Report only the number of lines that hold the word "Mean".
— Start of LISTED ENTRIES —
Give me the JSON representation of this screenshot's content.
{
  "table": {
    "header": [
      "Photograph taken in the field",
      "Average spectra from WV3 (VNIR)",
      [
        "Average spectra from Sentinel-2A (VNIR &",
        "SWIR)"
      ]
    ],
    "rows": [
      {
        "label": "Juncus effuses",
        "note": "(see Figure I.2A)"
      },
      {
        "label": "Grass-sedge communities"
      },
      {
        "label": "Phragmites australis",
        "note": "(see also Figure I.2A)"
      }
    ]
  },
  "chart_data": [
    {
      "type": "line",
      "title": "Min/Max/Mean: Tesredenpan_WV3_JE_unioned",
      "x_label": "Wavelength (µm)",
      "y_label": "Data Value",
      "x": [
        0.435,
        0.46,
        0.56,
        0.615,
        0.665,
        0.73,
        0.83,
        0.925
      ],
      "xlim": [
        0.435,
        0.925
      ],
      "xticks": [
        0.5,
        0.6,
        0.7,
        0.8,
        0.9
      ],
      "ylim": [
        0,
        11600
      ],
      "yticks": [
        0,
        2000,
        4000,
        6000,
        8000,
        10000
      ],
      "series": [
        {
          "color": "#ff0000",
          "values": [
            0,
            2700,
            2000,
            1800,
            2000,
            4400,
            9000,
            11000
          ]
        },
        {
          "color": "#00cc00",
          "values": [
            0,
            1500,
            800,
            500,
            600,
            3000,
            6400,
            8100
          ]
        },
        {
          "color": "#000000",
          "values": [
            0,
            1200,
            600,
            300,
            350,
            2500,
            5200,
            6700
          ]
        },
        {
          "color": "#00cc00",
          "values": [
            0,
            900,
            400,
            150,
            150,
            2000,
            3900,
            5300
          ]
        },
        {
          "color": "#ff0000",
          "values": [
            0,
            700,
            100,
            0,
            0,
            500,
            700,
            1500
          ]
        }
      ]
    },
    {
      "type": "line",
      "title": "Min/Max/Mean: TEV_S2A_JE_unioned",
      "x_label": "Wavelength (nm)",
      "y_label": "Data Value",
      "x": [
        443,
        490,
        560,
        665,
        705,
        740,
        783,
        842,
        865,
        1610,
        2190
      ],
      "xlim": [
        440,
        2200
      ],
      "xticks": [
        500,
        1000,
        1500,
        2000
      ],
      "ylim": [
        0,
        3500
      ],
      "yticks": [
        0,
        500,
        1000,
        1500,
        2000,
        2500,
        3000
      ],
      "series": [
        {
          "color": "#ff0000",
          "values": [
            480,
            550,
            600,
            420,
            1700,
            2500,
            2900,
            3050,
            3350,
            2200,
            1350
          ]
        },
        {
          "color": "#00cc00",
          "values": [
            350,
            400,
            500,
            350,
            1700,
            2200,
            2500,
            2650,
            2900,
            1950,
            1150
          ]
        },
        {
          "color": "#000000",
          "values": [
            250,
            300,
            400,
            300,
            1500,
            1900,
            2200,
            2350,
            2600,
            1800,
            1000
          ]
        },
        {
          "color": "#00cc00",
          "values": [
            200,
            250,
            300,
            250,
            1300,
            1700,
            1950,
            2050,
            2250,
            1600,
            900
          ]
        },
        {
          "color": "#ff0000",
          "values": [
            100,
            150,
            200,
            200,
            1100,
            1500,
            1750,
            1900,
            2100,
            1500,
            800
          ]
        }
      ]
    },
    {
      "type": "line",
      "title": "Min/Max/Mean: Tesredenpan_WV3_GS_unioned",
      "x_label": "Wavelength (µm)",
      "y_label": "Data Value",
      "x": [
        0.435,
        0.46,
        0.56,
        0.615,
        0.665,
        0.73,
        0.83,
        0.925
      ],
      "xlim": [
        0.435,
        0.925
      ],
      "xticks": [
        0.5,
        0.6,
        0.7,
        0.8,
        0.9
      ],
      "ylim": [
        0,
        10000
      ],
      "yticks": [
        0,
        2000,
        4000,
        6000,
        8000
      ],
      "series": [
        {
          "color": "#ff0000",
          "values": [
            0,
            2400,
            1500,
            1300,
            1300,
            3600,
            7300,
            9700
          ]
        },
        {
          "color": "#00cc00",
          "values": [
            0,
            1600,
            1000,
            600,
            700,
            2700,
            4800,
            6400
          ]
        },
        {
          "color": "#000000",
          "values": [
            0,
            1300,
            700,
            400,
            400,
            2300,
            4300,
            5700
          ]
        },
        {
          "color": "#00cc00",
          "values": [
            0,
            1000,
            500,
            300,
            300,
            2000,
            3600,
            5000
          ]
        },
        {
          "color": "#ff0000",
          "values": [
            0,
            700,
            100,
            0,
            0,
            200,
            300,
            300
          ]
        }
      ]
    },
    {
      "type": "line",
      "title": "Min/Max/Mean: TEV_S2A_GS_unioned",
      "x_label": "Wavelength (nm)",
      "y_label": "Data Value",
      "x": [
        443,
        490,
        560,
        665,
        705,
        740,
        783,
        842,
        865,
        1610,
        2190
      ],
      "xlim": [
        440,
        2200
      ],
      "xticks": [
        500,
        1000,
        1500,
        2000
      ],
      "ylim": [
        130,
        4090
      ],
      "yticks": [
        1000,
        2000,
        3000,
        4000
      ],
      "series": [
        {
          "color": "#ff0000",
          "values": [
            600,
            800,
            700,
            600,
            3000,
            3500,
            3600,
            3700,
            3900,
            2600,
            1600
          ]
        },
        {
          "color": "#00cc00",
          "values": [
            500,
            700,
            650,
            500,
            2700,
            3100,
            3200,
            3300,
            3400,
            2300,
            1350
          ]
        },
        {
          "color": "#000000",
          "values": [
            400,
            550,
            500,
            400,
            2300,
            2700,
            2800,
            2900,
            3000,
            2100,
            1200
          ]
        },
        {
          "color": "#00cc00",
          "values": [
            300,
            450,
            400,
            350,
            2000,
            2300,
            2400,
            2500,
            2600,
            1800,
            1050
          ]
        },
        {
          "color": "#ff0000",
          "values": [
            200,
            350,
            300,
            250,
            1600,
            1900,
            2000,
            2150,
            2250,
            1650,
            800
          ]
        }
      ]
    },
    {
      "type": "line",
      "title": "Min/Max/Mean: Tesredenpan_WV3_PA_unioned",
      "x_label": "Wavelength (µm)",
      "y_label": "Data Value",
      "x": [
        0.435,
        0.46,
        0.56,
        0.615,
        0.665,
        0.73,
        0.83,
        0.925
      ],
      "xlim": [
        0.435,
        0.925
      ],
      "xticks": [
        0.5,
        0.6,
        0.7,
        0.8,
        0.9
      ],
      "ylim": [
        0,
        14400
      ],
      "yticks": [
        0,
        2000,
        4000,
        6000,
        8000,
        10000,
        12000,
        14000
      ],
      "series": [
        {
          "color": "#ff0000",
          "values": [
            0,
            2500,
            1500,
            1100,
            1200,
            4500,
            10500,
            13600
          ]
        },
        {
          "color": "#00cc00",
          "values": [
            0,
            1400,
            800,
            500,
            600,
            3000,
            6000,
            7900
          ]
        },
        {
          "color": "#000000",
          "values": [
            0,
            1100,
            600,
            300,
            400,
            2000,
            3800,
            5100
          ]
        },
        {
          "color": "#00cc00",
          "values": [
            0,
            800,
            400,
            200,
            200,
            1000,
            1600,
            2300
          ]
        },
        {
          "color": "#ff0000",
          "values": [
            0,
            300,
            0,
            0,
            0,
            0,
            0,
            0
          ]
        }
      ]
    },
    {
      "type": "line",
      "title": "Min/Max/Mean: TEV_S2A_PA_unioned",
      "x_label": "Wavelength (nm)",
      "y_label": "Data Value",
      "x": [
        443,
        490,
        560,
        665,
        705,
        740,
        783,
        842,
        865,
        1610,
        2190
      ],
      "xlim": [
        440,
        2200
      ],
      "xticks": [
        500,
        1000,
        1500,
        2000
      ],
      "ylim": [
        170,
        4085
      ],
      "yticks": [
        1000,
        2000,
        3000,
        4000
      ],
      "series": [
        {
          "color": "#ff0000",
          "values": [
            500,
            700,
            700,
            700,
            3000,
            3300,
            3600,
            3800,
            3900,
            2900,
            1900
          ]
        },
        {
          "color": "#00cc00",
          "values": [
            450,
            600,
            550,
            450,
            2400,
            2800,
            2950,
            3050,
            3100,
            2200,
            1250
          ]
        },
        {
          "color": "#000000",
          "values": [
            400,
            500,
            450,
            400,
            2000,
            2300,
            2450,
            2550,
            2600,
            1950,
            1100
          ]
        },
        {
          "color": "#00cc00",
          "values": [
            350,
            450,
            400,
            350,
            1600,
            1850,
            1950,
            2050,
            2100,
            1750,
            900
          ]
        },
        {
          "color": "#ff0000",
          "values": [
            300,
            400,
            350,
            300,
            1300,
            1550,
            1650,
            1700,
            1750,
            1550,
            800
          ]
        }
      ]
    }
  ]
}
— End of LISTED ENTRIES —
### TASK RESULT:
6